» Prompt:
Output the lines that follow exactly as they are.

» Data provided:
##########
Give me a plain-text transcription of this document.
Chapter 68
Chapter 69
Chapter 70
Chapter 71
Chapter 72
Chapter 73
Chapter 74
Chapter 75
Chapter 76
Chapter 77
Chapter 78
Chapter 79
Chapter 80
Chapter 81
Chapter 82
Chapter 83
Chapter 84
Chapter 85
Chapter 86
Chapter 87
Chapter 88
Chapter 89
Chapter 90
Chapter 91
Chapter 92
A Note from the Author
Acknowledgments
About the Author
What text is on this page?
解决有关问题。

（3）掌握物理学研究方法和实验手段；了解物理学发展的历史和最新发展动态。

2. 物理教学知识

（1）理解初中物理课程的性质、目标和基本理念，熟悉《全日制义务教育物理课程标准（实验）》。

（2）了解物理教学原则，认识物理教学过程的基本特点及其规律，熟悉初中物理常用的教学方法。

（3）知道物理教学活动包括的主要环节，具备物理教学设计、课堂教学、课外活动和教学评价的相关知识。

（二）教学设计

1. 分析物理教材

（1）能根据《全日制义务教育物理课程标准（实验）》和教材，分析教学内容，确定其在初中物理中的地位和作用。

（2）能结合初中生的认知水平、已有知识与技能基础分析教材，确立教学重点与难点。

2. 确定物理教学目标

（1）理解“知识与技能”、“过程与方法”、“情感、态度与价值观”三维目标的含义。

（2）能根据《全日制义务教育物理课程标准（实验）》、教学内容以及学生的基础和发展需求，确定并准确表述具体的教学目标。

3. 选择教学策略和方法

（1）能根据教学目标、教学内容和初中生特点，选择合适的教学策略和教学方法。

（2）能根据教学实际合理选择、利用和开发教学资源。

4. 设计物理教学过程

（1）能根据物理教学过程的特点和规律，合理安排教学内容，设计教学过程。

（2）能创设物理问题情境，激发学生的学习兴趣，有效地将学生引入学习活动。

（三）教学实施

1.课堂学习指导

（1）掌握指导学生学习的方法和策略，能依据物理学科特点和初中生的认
##########
» Response:
Give me a plain-text transcription of this document.
Chapter 68
Chapter 69
Chapter 70
Chapter 71
Chapter 72
Chapter 73
Chapter 74
Chapter 75
Chapter 76
Chapter 77
Chapter 78
Chapter 79
Chapter 80
Chapter 81
Chapter 82
Chapter 83
Chapter 84
Chapter 85
Chapter 86
Chapter 87
Chapter 88
Chapter 89
Chapter 90
Chapter 91
Chapter 92
A Note from the Author
Acknowledgments
About the Author
What text is on this page?
解决有关问题。

（3）掌握物理学研究方法和实验手段；了解物理学发展的历史和最新发展动态。

2. 物理教学知识

（1）理解初中物理课程的性质、目标和基本理念，熟悉《全日制义务教育物理课程标准（实验）》。

（2）了解物理教学原则，认识物理教学过程的基本特点及其规律，熟悉初中物理常用的教学方法。

（3）知道物理教学活动包括的主要环节，具备物理教学设计、课堂教学、课外活动和教学评价的相关知识。

（二）教学设计

1. 分析物理教材

（1）能根据《全日制义务教育物理课程标准（实验）》和教材，分析教学内容，确定其在初中物理中的地位和作用。

（2）能结合初中生的认知水平、已有知识与技能基础分析教材，确立教学重点与难点。

2. 确定物理教学目标

（1）理解“知识与技能”、“过程与方法”、“情感、态度与价值观”三维目标的含义。

（2）能根据《全日制义务教育物理课程标准（实验）》、教学内容以及学生的基础和发展需求，确定并准确表述具体的教学目标。

3. 选择教学策略和方法

（1）能根据教学目标、教学内容和初中生特点，选择合适的教学策略和教学方法。

（2）能根据教学实际合理选择、利用和开发教学资源。

4. 设计物理教学过程

（1）能根据物理教学过程的特点和规律，合理安排教学内容，设计教学过程。

（2）能创设物理问题情境，激发学生的学习兴趣，有效地将学生引入学习活动。

（三）教学实施

1.课堂学习指导

（1）掌握指导学生学习的方法和策略，能依据物理学科特点和初中生的认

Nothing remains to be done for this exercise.